[EXERCISE DETAILS]: Please copy everything from the start of the records down to the line containing "plot-frame [99,16,1271,796]", including that line.

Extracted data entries
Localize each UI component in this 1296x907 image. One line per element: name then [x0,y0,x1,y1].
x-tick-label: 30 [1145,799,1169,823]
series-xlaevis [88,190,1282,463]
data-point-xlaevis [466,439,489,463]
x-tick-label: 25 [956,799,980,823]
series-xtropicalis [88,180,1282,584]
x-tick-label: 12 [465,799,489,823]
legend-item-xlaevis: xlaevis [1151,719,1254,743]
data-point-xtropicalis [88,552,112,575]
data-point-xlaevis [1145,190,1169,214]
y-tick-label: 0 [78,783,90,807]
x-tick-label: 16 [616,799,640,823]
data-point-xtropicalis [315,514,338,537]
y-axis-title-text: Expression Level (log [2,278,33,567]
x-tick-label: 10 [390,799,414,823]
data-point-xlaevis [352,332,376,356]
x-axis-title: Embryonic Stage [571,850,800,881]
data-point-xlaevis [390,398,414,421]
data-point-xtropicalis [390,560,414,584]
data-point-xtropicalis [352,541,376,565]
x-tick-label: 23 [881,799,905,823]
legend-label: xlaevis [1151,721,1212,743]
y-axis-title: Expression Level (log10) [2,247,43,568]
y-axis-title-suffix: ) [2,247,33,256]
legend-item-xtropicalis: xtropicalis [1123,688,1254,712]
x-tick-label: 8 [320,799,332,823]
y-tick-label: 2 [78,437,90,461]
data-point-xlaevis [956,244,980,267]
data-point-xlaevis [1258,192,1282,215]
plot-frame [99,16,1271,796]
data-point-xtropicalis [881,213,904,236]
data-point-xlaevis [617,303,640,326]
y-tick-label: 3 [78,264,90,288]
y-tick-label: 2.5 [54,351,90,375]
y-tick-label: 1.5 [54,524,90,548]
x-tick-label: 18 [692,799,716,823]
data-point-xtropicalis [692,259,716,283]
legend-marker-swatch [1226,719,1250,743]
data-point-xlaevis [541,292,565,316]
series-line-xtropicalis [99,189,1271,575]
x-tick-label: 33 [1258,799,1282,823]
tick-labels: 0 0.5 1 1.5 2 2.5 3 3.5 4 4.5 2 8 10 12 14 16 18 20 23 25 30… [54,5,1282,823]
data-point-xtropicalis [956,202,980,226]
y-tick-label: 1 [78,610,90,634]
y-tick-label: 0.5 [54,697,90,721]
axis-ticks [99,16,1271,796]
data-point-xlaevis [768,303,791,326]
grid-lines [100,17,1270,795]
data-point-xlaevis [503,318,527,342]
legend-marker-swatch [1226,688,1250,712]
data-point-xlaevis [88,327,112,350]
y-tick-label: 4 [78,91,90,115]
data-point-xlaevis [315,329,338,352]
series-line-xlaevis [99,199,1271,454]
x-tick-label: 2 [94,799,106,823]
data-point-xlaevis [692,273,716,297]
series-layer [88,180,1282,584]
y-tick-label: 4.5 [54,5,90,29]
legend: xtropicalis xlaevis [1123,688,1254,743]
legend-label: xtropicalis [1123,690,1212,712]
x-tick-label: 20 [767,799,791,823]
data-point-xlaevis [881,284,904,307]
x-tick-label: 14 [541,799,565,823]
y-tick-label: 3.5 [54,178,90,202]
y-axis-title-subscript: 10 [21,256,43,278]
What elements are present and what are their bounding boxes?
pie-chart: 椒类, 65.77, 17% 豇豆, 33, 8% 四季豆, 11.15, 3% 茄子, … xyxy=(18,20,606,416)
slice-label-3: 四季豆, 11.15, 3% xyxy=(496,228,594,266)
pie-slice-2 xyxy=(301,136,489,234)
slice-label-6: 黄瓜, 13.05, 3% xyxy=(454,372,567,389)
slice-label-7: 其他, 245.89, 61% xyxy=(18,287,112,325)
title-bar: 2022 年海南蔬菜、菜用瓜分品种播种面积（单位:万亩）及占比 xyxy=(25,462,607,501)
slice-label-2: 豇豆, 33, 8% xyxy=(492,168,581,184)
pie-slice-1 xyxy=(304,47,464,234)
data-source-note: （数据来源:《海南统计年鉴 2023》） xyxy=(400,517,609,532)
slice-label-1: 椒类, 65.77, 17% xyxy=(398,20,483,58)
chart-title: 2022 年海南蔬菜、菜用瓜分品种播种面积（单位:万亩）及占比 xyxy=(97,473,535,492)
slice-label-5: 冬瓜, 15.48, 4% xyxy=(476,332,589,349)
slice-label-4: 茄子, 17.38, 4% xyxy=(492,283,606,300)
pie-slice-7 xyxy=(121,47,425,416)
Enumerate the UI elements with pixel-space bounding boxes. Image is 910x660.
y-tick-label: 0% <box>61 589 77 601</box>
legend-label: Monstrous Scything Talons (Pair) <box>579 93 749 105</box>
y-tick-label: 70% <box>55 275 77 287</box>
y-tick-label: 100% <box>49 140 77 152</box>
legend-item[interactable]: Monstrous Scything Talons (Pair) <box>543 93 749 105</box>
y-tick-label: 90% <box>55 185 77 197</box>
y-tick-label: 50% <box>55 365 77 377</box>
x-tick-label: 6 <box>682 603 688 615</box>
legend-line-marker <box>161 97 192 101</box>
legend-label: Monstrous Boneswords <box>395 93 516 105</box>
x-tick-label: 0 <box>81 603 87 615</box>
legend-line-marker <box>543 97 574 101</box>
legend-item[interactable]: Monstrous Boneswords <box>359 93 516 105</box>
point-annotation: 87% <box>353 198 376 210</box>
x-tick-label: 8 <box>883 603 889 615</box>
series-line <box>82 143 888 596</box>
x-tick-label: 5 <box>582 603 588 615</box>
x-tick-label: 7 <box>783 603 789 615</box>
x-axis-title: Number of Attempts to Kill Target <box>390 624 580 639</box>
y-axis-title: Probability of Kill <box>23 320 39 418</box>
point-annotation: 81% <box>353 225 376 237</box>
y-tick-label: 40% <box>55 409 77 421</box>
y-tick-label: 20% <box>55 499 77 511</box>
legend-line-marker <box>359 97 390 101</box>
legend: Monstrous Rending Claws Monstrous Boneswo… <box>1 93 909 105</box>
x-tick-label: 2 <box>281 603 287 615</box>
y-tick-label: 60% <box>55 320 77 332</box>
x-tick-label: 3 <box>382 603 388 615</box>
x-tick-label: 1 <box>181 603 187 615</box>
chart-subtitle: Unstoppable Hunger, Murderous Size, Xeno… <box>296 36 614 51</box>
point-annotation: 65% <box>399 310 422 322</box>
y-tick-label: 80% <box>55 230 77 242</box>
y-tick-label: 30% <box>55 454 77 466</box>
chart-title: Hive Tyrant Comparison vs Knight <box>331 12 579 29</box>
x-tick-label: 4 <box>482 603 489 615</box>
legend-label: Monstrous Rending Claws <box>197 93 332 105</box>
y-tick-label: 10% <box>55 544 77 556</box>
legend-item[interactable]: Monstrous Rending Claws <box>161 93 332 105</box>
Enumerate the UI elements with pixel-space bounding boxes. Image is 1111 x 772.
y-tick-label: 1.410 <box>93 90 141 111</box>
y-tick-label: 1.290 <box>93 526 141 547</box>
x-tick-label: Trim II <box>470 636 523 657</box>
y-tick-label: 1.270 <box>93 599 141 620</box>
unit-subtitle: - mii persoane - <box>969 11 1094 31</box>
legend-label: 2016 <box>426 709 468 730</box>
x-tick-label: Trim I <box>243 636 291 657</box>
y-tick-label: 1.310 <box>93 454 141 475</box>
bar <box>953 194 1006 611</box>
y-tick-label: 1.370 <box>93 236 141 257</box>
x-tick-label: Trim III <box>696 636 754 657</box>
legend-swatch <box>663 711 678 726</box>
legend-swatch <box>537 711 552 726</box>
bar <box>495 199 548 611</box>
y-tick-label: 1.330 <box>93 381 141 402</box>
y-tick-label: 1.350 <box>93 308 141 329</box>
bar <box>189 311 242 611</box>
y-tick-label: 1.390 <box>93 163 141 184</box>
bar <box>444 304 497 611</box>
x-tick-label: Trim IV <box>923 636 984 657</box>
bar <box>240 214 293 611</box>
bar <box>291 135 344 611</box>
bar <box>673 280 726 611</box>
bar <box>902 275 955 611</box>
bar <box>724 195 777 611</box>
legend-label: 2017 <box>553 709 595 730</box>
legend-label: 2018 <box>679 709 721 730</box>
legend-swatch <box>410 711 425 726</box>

[EXPECTED OUTPUT]:
Localize each UI component in this 1296x907 image. One line per element: name then [x0,y0,x1,y1].
x-tick-label: 30 [1145,799,1169,823]
series-xlaevis [88,190,1282,463]
data-point-xlaevis [466,439,489,463]
x-tick-label: 25 [956,799,980,823]
series-xtropicalis [88,180,1282,584]
x-tick-label: 12 [465,799,489,823]
legend-item-xlaevis: xlaevis [1151,719,1254,743]
data-point-xtropicalis [88,552,112,575]
data-point-xlaevis [1145,190,1169,214]
y-tick-label: 0 [78,783,90,807]
x-tick-label: 16 [616,799,640,823]
data-point-xtropicalis [315,514,338,537]
y-axis-title-text: Expression Level (log [2,278,33,567]
x-tick-label: 10 [390,799,414,823]
data-point-xlaevis [352,332,376,356]
x-axis-title: Embryonic Stage [571,850,800,881]
data-point-xlaevis [390,398,414,421]
data-point-xtropicalis [390,560,414,584]
data-point-xtropicalis [352,541,376,565]
x-tick-label: 23 [881,799,905,823]
legend-label: xlaevis [1151,721,1212,743]
y-axis-title: Expression Level (log10) [2,247,43,568]
y-axis-title-suffix: ) [2,247,33,256]
legend-item-xtropicalis: xtropicalis [1123,688,1254,712]
x-tick-label: 8 [320,799,332,823]
y-tick-label: 2 [78,437,90,461]
data-point-xlaevis [956,244,980,267]
data-point-xlaevis [1258,192,1282,215]
plot-frame [99,16,1271,796]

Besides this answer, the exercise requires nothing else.